▶ _STATED EXERCISE_
Rewrite the records from their start through the line containing "candle-body — [394, 290, 399, 306]", changing every "bar" to "column" and leaving all else as it is.
-- Start --
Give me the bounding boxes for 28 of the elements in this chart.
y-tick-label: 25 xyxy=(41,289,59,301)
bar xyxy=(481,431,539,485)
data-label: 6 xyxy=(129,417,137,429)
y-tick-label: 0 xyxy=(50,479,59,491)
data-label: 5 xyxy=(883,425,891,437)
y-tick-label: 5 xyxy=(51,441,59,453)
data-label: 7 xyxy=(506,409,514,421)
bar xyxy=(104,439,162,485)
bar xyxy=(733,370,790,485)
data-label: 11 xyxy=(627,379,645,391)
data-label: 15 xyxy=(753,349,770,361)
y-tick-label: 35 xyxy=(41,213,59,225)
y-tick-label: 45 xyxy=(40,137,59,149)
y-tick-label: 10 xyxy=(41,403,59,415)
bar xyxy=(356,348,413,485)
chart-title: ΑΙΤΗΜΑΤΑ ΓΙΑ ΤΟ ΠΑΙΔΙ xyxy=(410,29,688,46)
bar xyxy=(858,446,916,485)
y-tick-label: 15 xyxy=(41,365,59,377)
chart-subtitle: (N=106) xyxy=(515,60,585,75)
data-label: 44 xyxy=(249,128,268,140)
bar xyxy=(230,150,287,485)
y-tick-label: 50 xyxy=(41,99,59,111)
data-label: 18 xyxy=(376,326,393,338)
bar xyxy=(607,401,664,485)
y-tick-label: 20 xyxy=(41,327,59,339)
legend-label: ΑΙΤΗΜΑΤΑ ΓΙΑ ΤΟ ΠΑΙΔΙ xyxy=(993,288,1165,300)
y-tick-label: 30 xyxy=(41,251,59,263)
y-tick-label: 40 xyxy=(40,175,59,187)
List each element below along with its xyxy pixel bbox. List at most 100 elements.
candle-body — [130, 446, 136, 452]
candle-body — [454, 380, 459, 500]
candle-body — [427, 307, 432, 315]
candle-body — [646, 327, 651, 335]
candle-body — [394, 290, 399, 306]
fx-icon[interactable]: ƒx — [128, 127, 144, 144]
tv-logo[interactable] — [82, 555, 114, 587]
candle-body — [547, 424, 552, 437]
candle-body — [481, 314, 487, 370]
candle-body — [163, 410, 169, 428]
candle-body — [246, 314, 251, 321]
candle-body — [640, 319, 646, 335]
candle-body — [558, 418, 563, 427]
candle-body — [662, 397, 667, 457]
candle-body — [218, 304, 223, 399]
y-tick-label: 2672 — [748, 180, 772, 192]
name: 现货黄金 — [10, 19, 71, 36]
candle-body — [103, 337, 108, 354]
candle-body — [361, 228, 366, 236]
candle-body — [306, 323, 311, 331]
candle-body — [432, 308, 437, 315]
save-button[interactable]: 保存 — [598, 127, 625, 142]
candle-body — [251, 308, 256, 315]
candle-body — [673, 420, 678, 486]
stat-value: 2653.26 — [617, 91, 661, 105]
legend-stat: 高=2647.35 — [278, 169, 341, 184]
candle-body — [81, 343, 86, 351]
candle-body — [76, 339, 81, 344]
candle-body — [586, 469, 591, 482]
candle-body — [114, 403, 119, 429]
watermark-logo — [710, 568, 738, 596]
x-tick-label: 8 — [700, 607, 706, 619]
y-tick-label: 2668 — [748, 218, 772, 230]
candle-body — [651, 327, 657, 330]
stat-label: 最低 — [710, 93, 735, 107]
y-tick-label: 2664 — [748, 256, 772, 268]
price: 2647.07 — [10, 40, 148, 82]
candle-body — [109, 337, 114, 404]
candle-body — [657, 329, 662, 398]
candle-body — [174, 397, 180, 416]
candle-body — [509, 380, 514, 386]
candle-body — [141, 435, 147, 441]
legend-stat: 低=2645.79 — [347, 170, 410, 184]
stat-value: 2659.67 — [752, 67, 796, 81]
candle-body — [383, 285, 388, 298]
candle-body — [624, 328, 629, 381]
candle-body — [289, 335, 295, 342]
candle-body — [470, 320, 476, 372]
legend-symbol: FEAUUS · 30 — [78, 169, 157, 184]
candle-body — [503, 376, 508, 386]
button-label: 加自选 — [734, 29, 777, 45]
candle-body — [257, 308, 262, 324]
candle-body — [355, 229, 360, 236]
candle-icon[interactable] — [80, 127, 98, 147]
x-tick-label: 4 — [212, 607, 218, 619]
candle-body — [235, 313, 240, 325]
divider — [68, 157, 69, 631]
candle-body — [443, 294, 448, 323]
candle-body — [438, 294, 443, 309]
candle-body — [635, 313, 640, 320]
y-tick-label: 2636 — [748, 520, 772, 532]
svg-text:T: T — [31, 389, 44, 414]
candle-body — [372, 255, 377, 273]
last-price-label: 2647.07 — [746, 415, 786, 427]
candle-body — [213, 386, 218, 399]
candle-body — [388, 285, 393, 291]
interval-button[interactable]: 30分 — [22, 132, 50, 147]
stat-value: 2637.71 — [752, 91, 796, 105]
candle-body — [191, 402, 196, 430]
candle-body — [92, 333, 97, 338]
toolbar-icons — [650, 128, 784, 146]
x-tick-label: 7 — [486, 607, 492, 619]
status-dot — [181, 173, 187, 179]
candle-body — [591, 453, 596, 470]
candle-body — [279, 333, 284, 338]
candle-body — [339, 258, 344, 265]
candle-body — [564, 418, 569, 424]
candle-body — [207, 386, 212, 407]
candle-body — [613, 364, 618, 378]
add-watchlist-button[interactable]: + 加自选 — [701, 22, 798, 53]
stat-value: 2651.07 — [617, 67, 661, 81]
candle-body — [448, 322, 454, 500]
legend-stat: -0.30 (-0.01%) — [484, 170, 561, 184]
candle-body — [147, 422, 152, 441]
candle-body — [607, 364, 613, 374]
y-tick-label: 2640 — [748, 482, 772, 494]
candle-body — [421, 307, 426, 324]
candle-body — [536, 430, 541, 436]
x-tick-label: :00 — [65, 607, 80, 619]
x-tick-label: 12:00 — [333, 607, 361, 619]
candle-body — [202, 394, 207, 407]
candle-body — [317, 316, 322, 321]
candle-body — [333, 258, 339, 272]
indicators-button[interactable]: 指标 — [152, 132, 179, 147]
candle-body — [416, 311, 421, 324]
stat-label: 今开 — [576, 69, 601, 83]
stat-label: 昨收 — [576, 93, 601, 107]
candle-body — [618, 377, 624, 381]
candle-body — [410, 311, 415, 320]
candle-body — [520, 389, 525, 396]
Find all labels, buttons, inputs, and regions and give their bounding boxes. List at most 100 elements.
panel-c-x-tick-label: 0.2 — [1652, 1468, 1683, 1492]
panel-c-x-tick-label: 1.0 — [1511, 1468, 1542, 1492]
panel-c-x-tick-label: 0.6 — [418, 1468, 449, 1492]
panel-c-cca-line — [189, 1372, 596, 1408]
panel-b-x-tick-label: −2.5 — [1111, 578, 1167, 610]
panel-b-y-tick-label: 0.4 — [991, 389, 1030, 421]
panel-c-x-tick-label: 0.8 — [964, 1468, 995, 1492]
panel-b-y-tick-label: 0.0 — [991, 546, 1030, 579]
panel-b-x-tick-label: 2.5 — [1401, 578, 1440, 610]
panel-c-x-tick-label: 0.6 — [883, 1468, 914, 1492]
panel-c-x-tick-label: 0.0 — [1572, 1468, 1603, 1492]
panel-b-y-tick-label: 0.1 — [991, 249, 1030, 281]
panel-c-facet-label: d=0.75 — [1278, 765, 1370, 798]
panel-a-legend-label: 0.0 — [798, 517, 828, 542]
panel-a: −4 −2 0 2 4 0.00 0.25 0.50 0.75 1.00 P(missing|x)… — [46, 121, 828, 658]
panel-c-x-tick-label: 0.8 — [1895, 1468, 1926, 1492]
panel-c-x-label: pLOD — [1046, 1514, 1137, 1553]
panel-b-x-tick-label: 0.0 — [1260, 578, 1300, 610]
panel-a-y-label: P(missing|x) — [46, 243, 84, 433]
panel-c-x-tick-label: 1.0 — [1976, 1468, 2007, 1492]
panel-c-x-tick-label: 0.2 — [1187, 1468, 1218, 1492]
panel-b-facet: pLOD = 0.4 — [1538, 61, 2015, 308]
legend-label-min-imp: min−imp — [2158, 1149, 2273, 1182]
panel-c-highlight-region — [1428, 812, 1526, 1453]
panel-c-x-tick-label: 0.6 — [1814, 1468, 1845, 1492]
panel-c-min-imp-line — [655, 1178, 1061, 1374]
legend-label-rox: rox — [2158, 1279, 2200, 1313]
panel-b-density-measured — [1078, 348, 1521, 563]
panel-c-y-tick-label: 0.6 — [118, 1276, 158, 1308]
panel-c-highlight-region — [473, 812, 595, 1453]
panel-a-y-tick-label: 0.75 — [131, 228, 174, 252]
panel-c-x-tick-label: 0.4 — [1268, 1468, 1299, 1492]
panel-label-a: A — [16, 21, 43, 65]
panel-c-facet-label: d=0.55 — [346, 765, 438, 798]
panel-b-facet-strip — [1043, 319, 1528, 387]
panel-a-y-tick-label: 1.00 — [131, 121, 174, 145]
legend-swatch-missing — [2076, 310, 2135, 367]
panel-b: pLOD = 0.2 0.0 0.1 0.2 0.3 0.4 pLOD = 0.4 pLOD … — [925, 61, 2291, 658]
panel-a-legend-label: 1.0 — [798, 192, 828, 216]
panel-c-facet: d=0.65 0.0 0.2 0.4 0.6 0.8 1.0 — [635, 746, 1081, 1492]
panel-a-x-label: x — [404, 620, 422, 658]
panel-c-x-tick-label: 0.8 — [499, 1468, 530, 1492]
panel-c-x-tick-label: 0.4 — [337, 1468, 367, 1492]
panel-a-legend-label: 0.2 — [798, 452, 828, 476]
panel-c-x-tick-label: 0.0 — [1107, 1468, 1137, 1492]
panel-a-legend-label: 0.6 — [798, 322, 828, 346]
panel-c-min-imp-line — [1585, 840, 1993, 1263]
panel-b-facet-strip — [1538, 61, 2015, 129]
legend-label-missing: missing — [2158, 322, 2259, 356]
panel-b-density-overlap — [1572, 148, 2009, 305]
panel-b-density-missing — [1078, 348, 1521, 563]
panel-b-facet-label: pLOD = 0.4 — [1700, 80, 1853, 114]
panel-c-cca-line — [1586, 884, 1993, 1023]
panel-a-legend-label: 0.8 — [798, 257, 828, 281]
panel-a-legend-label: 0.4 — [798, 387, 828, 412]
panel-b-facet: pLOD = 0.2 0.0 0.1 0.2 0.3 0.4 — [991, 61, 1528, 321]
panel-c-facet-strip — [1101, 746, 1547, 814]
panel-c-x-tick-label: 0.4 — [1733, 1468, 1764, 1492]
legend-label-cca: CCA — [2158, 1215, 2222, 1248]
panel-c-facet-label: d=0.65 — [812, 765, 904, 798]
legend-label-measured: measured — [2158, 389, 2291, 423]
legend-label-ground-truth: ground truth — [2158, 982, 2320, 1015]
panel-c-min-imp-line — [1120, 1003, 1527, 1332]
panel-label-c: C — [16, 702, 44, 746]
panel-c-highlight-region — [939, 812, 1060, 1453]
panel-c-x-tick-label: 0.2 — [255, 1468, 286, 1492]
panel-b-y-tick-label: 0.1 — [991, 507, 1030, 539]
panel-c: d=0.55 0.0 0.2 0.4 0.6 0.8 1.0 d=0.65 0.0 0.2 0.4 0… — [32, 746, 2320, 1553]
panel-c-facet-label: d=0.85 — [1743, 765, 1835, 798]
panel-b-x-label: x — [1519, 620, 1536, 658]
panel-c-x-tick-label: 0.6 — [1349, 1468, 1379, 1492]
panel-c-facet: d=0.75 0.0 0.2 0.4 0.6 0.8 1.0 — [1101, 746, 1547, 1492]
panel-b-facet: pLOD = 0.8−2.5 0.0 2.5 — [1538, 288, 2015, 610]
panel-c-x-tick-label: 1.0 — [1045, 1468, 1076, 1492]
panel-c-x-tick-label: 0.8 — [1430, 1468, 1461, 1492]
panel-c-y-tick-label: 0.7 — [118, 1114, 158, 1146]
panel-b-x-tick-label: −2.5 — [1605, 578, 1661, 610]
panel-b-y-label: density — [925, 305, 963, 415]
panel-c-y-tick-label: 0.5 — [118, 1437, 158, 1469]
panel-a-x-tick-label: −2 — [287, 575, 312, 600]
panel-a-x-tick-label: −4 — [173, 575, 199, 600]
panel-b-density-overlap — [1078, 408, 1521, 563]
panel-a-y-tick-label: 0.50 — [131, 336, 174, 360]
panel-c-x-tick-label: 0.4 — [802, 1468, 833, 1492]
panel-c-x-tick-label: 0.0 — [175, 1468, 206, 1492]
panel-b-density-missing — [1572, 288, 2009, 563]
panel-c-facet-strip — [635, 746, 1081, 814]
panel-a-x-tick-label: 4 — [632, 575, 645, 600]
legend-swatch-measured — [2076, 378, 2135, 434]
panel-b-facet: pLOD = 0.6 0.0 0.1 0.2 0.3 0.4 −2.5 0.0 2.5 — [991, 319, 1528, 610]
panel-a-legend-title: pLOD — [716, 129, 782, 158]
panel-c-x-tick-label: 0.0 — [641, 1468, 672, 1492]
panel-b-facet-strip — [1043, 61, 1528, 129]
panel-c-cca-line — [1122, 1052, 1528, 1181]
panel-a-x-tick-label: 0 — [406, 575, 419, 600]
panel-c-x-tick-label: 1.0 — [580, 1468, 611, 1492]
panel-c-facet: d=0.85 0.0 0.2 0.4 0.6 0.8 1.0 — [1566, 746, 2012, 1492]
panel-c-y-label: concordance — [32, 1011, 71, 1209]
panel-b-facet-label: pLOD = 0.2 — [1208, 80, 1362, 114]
-- End --
▶ _REPLY TO THE EXERCISE_
Give me the bounding boxes for 28 of the elements in this chart.
y-tick-label: 25 xyxy=(41,289,59,301)
column xyxy=(481,431,539,485)
data-label: 6 xyxy=(129,417,137,429)
y-tick-label: 0 xyxy=(50,479,59,491)
data-label: 5 xyxy=(883,425,891,437)
y-tick-label: 5 xyxy=(51,441,59,453)
data-label: 7 xyxy=(506,409,514,421)
column xyxy=(104,439,162,485)
column xyxy=(733,370,790,485)
data-label: 11 xyxy=(627,379,645,391)
data-label: 15 xyxy=(753,349,770,361)
y-tick-label: 35 xyxy=(41,213,59,225)
y-tick-label: 45 xyxy=(40,137,59,149)
y-tick-label: 10 xyxy=(41,403,59,415)
column xyxy=(356,348,413,485)
chart-title: ΑΙΤΗΜΑΤΑ ΓΙΑ ΤΟ ΠΑΙΔΙ xyxy=(410,29,688,46)
column xyxy=(858,446,916,485)
y-tick-label: 15 xyxy=(41,365,59,377)
chart-subtitle: (N=106) xyxy=(515,60,585,75)
data-label: 44 xyxy=(249,128,268,140)
column xyxy=(230,150,287,485)
y-tick-label: 50 xyxy=(41,99,59,111)
data-label: 18 xyxy=(376,326,393,338)
column xyxy=(607,401,664,485)
y-tick-label: 20 xyxy=(41,327,59,339)
legend-label: ΑΙΤΗΜΑΤΑ ΓΙΑ ΤΟ ΠΑΙΔΙ xyxy=(993,288,1165,300)
y-tick-label: 30 xyxy=(41,251,59,263)
y-tick-label: 40 xyxy=(40,175,59,187)
List each element below along with its xyxy pixel bbox. List at most 100 elements.
candle-body — [130, 446, 136, 452]
candle-body — [454, 380, 459, 500]
candle-body — [427, 307, 432, 315]
candle-body — [646, 327, 651, 335]
candle-body — [394, 290, 399, 306]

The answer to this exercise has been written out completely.